======== Extracted entries ========

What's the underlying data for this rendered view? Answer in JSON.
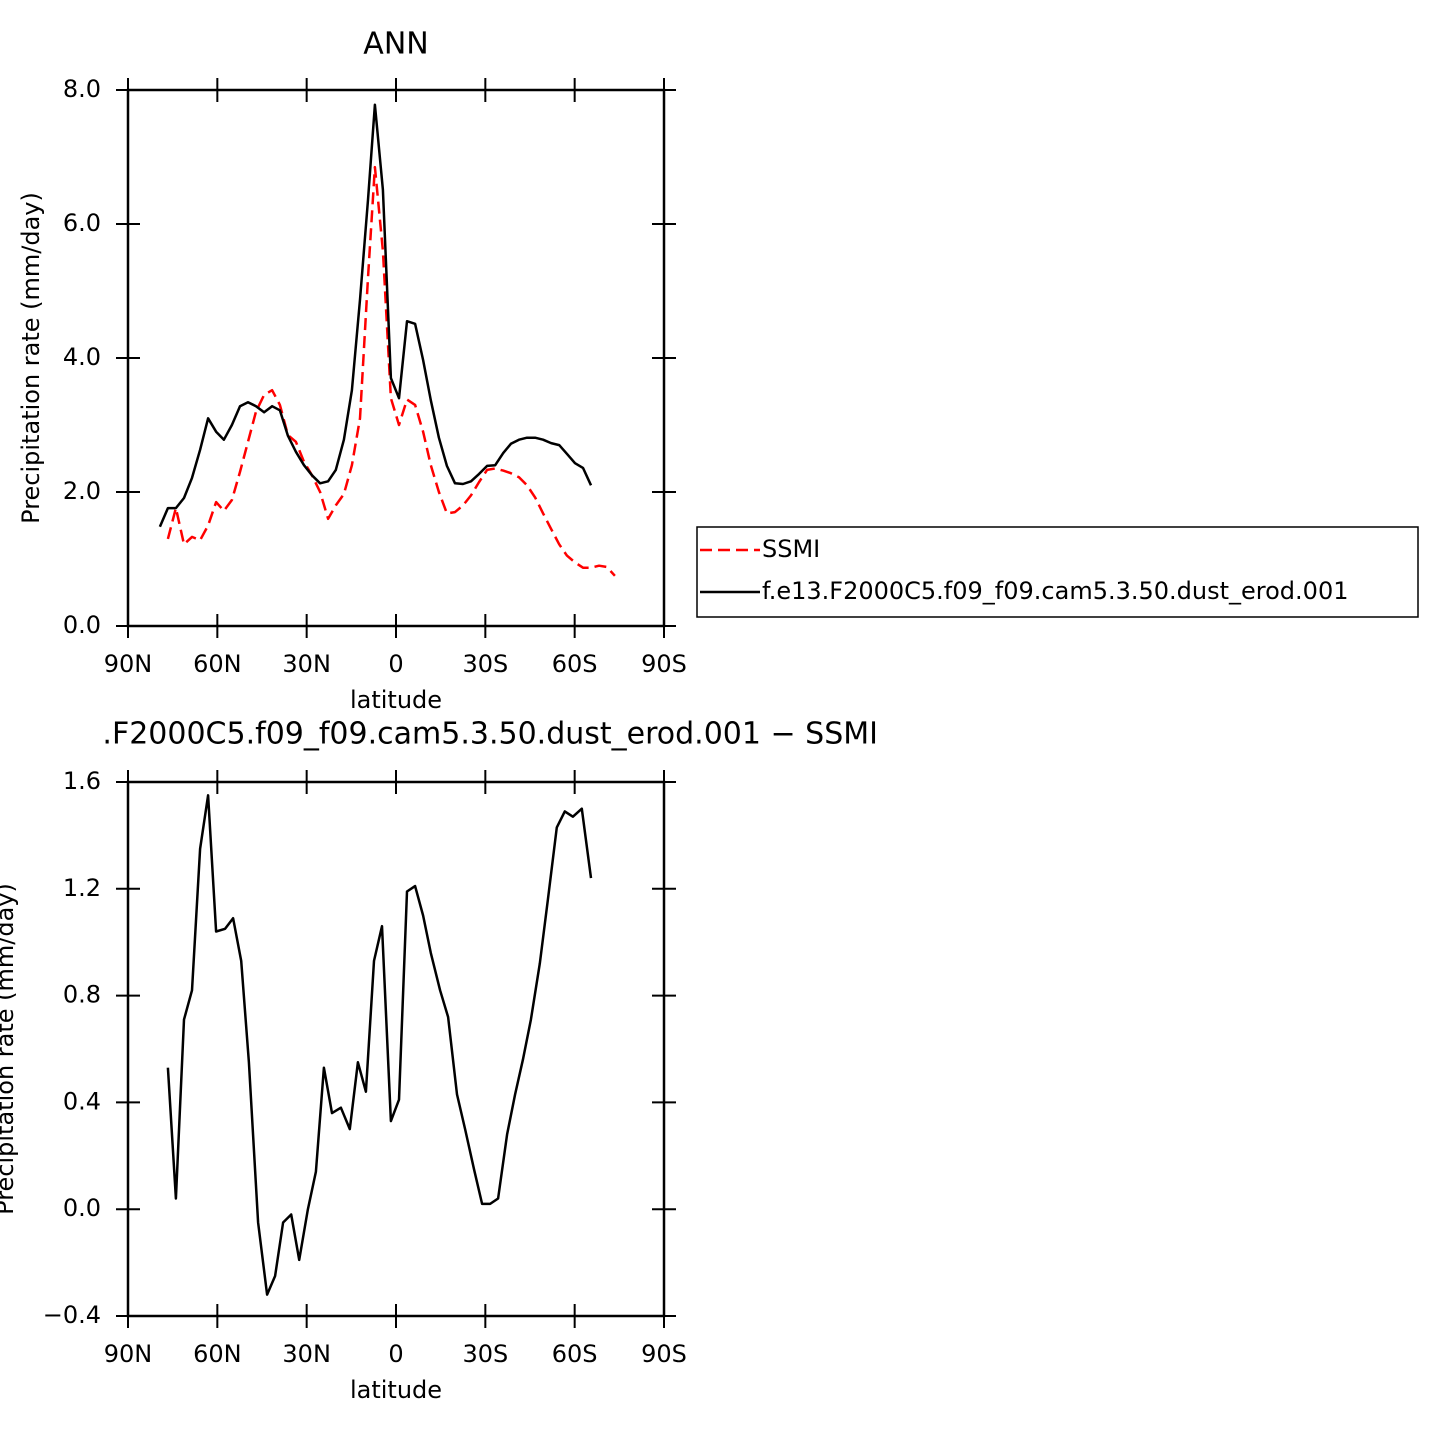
{
  "chart_data": [
    {
      "type": "line",
      "title": "ANN",
      "xlabel": "latitude",
      "ylabel": "Precipitation rate (mm/day)",
      "x": [
        79.3,
        76.6,
        73.9,
        71.2,
        68.5,
        65.8,
        63.1,
        60.4,
        57.8,
        55.1,
        52.4,
        49.7,
        47.0,
        44.3,
        41.6,
        39.0,
        36.3,
        33.6,
        30.9,
        28.2,
        25.5,
        22.8,
        20.2,
        17.5,
        14.8,
        12.1,
        9.4,
        7.1,
        4.4,
        1.7,
        -1.0,
        -3.7,
        -6.4,
        -9.1,
        -11.7,
        -14.4,
        -17.1,
        -19.8,
        -22.5,
        -25.2,
        -27.9,
        -30.6,
        -33.3,
        -36.0,
        -38.6,
        -41.3,
        -44.0,
        -46.7,
        -49.4,
        -52.1,
        -54.8,
        -57.4,
        -60.1,
        -62.8,
        -65.5,
        -68.2,
        -70.8,
        -73.5
      ],
      "series": [
        {
          "name": "SSMI",
          "color": "#ff0000",
          "line_style": "dashed",
          "values": [
            null,
            1.3,
            1.76,
            1.22,
            1.33,
            1.28,
            1.5,
            1.85,
            1.72,
            1.88,
            2.3,
            2.75,
            3.2,
            3.45,
            3.52,
            3.3,
            2.85,
            2.75,
            2.45,
            2.25,
            2.0,
            1.6,
            1.8,
            1.97,
            2.4,
            3.1,
            5.2,
            6.85,
            5.6,
            3.4,
            3.0,
            3.38,
            3.3,
            2.9,
            2.4,
            2.0,
            1.68,
            1.7,
            1.8,
            1.95,
            2.15,
            2.33,
            2.35,
            2.32,
            2.28,
            2.22,
            2.1,
            1.92,
            1.68,
            1.45,
            1.22,
            1.05,
            0.95,
            0.87,
            0.87,
            0.9,
            0.88,
            0.75
          ]
        },
        {
          "name": "f.e13.F2000C5.f09_f09.cam5.3.50.dust_erod.001",
          "color": "#000000",
          "line_style": "solid",
          "values": [
            1.48,
            1.76,
            1.76,
            1.91,
            2.21,
            2.63,
            3.1,
            2.9,
            2.78,
            3.0,
            3.28,
            3.34,
            3.28,
            3.19,
            3.28,
            3.22,
            2.84,
            2.6,
            2.4,
            2.25,
            2.13,
            2.16,
            2.33,
            2.78,
            3.52,
            4.87,
            6.36,
            7.78,
            6.51,
            3.7,
            3.4,
            4.55,
            4.51,
            3.97,
            3.37,
            2.81,
            2.39,
            2.13,
            2.12,
            2.16,
            2.27,
            2.39,
            2.4,
            2.58,
            2.72,
            2.78,
            2.81,
            2.81,
            2.78,
            2.73,
            2.7,
            2.57,
            2.43,
            2.36,
            2.1,
            null,
            null,
            null
          ]
        }
      ],
      "xlim": [
        90,
        -90
      ],
      "xticks": [
        {
          "value": 90,
          "label": "90N"
        },
        {
          "value": 60,
          "label": "60N"
        },
        {
          "value": 30,
          "label": "30N"
        },
        0,
        {
          "value": -30,
          "label": "30S"
        },
        {
          "value": -60,
          "label": "60S"
        },
        {
          "value": -90,
          "label": "90S"
        }
      ],
      "ylim": [
        0,
        8
      ],
      "yticks": [
        {
          "value": 0,
          "label": "0.0"
        },
        {
          "value": 2,
          "label": "2.0"
        },
        {
          "value": 4,
          "label": "4.0"
        },
        {
          "value": 6,
          "label": "6.0"
        },
        {
          "value": 8,
          "label": "8.0"
        }
      ],
      "legend": "right"
    },
    {
      "type": "line",
      "title": ".F2000C5.f09_f09.cam5.3.50.dust_erod.001 − SSMI",
      "xlabel": "latitude",
      "ylabel": "Precipitation rate (mm/day)",
      "x": [
        76.6,
        73.9,
        71.2,
        68.5,
        65.8,
        63.1,
        60.4,
        57.4,
        54.7,
        52.0,
        49.4,
        46.3,
        43.3,
        40.6,
        37.9,
        35.2,
        32.5,
        29.6,
        26.9,
        24.2,
        21.5,
        18.5,
        15.5,
        12.8,
        10.1,
        7.4,
        4.7,
        1.7,
        -1.0,
        -3.7,
        -6.4,
        -9.1,
        -11.7,
        -14.8,
        -17.5,
        -20.5,
        -23.2,
        -26.2,
        -28.9,
        -31.6,
        -34.3,
        -37.3,
        -40.0,
        -42.6,
        -45.3,
        -48.3,
        -51.0,
        -54.0,
        -56.7,
        -59.4,
        -62.4,
        -65.5
      ],
      "series": [
        {
          "color": "#000000",
          "line_style": "solid",
          "values": [
            0.53,
            0.04,
            0.71,
            0.82,
            1.35,
            1.55,
            1.04,
            1.05,
            1.09,
            0.93,
            0.55,
            -0.05,
            -0.32,
            -0.25,
            -0.05,
            -0.02,
            -0.19,
            0.0,
            0.14,
            0.53,
            0.36,
            0.38,
            0.3,
            0.55,
            0.44,
            0.93,
            1.06,
            0.33,
            0.41,
            1.19,
            1.21,
            1.1,
            0.96,
            0.82,
            0.72,
            0.43,
            0.3,
            0.15,
            0.02,
            0.02,
            0.04,
            0.28,
            0.43,
            0.56,
            0.71,
            0.92,
            1.16,
            1.43,
            1.49,
            1.47,
            1.5,
            1.24
          ]
        }
      ],
      "xlim": [
        90,
        -90
      ],
      "xticks": [
        {
          "value": 90,
          "label": "90N"
        },
        {
          "value": 60,
          "label": "60N"
        },
        {
          "value": 30,
          "label": "30N"
        },
        0,
        {
          "value": -30,
          "label": "30S"
        },
        {
          "value": -60,
          "label": "60S"
        },
        {
          "value": -90,
          "label": "90S"
        }
      ],
      "ylim": [
        -0.4,
        1.6
      ],
      "yticks": [
        {
          "value": -0.4,
          "label": "−0.4"
        },
        {
          "value": 0,
          "label": "0.0"
        },
        {
          "value": 0.4,
          "label": "0.4"
        },
        {
          "value": 0.8,
          "label": "0.8"
        },
        {
          "value": 1.2,
          "label": "1.2"
        },
        {
          "value": 1.6,
          "label": "1.6"
        }
      ]
    }
  ]
}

========

→ **Work to be completed**:
Reproduce the records verbatim, omitting all images they contain.

→ **Answer**:
What's the underlying data for this rendered view? Answer in JSON.
{
  "chart_data": [
    {
      "type": "line",
      "title": "ANN",
      "xlabel": "latitude",
      "ylabel": "Precipitation rate (mm/day)",
      "x": [
        79.3,
        76.6,
        73.9,
        71.2,
        68.5,
        65.8,
        63.1,
        60.4,
        57.8,
        55.1,
        52.4,
        49.7,
        47.0,
        44.3,
        41.6,
        39.0,
        36.3,
        33.6,
        30.9,
        28.2,
        25.5,
        22.8,
        20.2,
        17.5,
        14.8,
        12.1,
        9.4,
        7.1,
        4.4,
        1.7,
        -1.0,
        -3.7,
        -6.4,
        -9.1,
        -11.7,
        -14.4,
        -17.1,
        -19.8,
        -22.5,
        -25.2,
        -27.9,
        -30.6,
        -33.3,
        -36.0,
        -38.6,
        -41.3,
        -44.0,
        -46.7,
        -49.4,
        -52.1,
        -54.8,
        -57.4,
        -60.1,
        -62.8,
        -65.5,
        -68.2,
        -70.8,
        -73.5
      ],
      "series": [
        {
          "name": "SSMI",
          "color": "#ff0000",
          "line_style": "dashed",
          "values": [
            null,
            1.3,
            1.76,
            1.22,
            1.33,
            1.28,
            1.5,
            1.85,
            1.72,
            1.88,
            2.3,
            2.75,
            3.2,
            3.45,
            3.52,
            3.3,
            2.85,
            2.75,
            2.45,
            2.25,
            2.0,
            1.6,
            1.8,
            1.97,
            2.4,
            3.1,
            5.2,
            6.85,
            5.6,
            3.4,
            3.0,
            3.38,
            3.3,
            2.9,
            2.4,
            2.0,
            1.68,
            1.7,
            1.8,
            1.95,
            2.15,
            2.33,
            2.35,
            2.32,
            2.28,
            2.22,
            2.1,
            1.92,
            1.68,
            1.45,
            1.22,
            1.05,
            0.95,
            0.87,
            0.87,
            0.9,
            0.88,
            0.75
          ]
        },
        {
          "name": "f.e13.F2000C5.f09_f09.cam5.3.50.dust_erod.001",
          "color": "#000000",
          "line_style": "solid",
          "values": [
            1.48,
            1.76,
            1.76,
            1.91,
            2.21,
            2.63,
            3.1,
            2.9,
            2.78,
            3.0,
            3.28,
            3.34,
            3.28,
            3.19,
            3.28,
            3.22,
            2.84,
            2.6,
            2.4,
            2.25,
            2.13,
            2.16,
            2.33,
            2.78,
            3.52,
            4.87,
            6.36,
            7.78,
            6.51,
            3.7,
            3.4,
            4.55,
            4.51,
            3.97,
            3.37,
            2.81,
            2.39,
            2.13,
            2.12,
            2.16,
            2.27,
            2.39,
            2.4,
            2.58,
            2.72,
            2.78,
            2.81,
            2.81,
            2.78,
            2.73,
            2.7,
            2.57,
            2.43,
            2.36,
            2.1,
            null,
            null,
            null
          ]
        }
      ],
      "xlim": [
        90,
        -90
      ],
      "xticks": [
        {
          "value": 90,
          "label": "90N"
        },
        {
          "value": 60,
          "label": "60N"
        },
        {
          "value": 30,
          "label": "30N"
        },
        0,
        {
          "value": -30,
          "label": "30S"
        },
        {
          "value": -60,
          "label": "60S"
        },
        {
          "value": -90,
          "label": "90S"
        }
      ],
      "ylim": [
        0,
        8
      ],
      "yticks": [
        {
          "value": 0,
          "label": "0.0"
        },
        {
          "value": 2,
          "label": "2.0"
        },
        {
          "value": 4,
          "label": "4.0"
        },
        {
          "value": 6,
          "label": "6.0"
        },
        {
          "value": 8,
          "label": "8.0"
        }
      ],
      "legend": "right"
    },
    {
      "type": "line",
      "title": ".F2000C5.f09_f09.cam5.3.50.dust_erod.001 − SSMI",
      "xlabel": "latitude",
      "ylabel": "Precipitation rate (mm/day)",
      "x": [
        76.6,
        73.9,
        71.2,
        68.5,
        65.8,
        63.1,
        60.4,
        57.4,
        54.7,
        52.0,
        49.4,
        46.3,
        43.3,
        40.6,
        37.9,
        35.2,
        32.5,
        29.6,
        26.9,
        24.2,
        21.5,
        18.5,
        15.5,
        12.8,
        10.1,
        7.4,
        4.7,
        1.7,
        -1.0,
        -3.7,
        -6.4,
        -9.1,
        -11.7,
        -14.8,
        -17.5,
        -20.5,
        -23.2,
        -26.2,
        -28.9,
        -31.6,
        -34.3,
        -37.3,
        -40.0,
        -42.6,
        -45.3,
        -48.3,
        -51.0,
        -54.0,
        -56.7,
        -59.4,
        -62.4,
        -65.5
      ],
      "series": [
        {
          "color": "#000000",
          "line_style": "solid",
          "values": [
            0.53,
            0.04,
            0.71,
            0.82,
            1.35,
            1.55,
            1.04,
            1.05,
            1.09,
            0.93,
            0.55,
            -0.05,
            -0.32,
            -0.25,
            -0.05,
            -0.02,
            -0.19,
            0.0,
            0.14,
            0.53,
            0.36,
            0.38,
            0.3,
            0.55,
            0.44,
            0.93,
            1.06,
            0.33,
            0.41,
            1.19,
            1.21,
            1.1,
            0.96,
            0.82,
            0.72,
            0.43,
            0.3,
            0.15,
            0.02,
            0.02,
            0.04,
            0.28,
            0.43,
            0.56,
            0.71,
            0.92,
            1.16,
            1.43,
            1.49,
            1.47,
            1.5,
            1.24
          ]
        }
      ],
      "xlim": [
        90,
        -90
      ],
      "xticks": [
        {
          "value": 90,
          "label": "90N"
        },
        {
          "value": 60,
          "label": "60N"
        },
        {
          "value": 30,
          "label": "30N"
        },
        0,
        {
          "value": -30,
          "label": "30S"
        },
        {
          "value": -60,
          "label": "60S"
        },
        {
          "value": -90,
          "label": "90S"
        }
      ],
      "ylim": [
        -0.4,
        1.6
      ],
      "yticks": [
        {
          "value": -0.4,
          "label": "−0.4"
        },
        {
          "value": 0,
          "label": "0.0"
        },
        {
          "value": 0.4,
          "label": "0.4"
        },
        {
          "value": 0.8,
          "label": "0.8"
        },
        {
          "value": 1.2,
          "label": "1.2"
        },
        {
          "value": 1.6,
          "label": "1.6"
        }
      ]
    }
  ]
}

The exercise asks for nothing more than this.